[Figure collection entries]

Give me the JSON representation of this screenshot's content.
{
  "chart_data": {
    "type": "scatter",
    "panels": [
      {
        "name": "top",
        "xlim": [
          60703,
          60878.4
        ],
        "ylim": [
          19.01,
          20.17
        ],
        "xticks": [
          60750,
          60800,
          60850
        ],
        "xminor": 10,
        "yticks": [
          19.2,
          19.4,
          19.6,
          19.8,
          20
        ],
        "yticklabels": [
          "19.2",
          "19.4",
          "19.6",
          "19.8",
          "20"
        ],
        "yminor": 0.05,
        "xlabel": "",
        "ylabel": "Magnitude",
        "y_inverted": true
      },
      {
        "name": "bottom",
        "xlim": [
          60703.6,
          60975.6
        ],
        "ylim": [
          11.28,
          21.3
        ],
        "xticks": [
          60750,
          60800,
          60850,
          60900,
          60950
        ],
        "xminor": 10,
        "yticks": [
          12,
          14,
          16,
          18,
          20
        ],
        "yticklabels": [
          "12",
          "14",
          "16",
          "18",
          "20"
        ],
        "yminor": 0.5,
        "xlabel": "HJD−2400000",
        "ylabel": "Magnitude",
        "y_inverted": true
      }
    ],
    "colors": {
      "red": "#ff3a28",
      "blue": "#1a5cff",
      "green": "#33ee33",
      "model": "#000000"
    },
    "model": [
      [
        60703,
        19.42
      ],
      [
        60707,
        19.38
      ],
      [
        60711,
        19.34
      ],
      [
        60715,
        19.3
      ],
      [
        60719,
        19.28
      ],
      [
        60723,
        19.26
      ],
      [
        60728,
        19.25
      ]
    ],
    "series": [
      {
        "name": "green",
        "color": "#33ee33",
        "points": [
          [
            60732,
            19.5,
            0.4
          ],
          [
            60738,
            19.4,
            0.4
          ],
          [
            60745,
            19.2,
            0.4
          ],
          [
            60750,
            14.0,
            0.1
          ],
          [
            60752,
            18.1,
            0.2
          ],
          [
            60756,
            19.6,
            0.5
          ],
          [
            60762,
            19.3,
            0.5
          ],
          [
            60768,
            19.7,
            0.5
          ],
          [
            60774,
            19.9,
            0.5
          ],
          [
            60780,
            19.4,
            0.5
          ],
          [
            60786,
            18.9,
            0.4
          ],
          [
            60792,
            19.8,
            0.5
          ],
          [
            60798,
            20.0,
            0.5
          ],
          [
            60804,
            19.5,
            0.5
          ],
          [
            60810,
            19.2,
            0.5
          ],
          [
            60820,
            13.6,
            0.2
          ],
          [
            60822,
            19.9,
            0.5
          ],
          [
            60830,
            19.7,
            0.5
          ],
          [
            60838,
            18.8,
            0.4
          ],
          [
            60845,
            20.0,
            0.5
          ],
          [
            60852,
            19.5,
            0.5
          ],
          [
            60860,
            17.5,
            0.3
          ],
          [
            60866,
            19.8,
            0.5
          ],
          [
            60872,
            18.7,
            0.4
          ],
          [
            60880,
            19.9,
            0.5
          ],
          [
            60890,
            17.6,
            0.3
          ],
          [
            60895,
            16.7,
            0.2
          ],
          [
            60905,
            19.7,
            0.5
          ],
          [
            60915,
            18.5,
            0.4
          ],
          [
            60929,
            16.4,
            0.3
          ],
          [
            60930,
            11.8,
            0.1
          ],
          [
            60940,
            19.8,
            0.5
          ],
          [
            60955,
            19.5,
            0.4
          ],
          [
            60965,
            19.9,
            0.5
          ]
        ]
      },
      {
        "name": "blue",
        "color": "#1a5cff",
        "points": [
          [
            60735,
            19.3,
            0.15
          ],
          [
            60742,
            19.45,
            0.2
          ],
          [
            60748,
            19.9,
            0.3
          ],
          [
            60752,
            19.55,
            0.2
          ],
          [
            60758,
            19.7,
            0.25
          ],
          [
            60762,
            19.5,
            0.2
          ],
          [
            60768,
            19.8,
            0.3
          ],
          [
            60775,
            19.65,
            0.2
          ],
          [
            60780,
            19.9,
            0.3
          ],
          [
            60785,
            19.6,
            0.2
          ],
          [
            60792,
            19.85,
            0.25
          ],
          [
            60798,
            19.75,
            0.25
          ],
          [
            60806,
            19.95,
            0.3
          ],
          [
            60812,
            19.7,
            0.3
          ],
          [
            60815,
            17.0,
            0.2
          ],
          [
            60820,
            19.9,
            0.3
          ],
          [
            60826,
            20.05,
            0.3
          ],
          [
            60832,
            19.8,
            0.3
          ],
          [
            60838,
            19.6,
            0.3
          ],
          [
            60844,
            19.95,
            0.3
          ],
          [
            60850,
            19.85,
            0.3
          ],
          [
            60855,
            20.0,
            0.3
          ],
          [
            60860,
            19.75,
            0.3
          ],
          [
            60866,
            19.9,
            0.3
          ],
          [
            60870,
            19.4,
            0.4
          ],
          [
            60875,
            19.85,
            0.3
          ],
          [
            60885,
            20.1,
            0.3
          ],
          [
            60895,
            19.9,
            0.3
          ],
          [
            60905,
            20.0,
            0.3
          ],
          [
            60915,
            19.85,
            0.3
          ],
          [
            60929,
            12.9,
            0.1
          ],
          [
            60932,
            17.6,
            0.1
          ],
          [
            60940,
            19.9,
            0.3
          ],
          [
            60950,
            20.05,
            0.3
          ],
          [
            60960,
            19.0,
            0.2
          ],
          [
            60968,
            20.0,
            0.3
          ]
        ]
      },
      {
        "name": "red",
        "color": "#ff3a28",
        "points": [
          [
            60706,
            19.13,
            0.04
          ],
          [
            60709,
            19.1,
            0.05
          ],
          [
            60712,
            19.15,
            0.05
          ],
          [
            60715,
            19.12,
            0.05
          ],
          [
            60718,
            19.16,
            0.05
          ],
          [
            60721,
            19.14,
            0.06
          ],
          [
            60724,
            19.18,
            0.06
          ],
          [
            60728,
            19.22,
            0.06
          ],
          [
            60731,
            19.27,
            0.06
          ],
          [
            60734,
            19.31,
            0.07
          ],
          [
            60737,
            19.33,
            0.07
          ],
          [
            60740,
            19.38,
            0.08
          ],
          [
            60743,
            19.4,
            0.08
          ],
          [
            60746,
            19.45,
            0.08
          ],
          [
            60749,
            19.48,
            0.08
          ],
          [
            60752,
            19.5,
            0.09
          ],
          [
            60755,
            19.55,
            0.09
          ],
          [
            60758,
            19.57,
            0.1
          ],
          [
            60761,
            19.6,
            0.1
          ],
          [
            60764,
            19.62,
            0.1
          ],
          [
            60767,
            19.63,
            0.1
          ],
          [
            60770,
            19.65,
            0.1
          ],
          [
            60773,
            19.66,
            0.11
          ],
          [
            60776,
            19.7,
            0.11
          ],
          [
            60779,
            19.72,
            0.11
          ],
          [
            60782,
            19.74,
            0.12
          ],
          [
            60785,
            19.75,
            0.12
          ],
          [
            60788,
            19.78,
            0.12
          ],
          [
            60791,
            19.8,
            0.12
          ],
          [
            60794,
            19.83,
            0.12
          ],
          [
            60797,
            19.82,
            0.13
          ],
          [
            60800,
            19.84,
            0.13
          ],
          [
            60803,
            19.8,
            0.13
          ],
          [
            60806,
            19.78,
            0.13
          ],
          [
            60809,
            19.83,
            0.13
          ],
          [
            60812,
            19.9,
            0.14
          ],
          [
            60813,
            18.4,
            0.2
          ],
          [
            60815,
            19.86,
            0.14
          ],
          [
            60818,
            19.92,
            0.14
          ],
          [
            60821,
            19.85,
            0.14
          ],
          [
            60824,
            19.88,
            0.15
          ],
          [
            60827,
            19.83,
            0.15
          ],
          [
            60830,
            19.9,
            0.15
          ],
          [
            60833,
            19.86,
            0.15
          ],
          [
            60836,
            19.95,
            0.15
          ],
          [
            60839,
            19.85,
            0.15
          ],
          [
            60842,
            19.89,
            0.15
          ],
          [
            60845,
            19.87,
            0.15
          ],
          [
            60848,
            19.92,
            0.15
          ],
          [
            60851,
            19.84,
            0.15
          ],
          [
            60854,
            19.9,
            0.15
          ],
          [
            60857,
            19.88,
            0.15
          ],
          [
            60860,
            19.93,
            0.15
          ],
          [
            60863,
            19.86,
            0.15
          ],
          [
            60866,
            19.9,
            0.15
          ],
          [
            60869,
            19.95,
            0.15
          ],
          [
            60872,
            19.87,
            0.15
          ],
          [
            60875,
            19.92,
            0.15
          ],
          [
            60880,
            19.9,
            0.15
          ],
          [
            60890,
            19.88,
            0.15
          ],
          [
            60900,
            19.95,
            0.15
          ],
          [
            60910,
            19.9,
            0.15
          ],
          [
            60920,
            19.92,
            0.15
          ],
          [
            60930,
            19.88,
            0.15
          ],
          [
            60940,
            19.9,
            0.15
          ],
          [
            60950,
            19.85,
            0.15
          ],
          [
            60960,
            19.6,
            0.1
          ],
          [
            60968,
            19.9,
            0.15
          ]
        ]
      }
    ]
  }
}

STATED TASK: Search the entries for the string "name" and collect each line that has it.

EXERCISE SOLUTION:
        "name": "top",
        "name": "bottom",
        "name": "green",
        "name": "blue",
        "name": "red",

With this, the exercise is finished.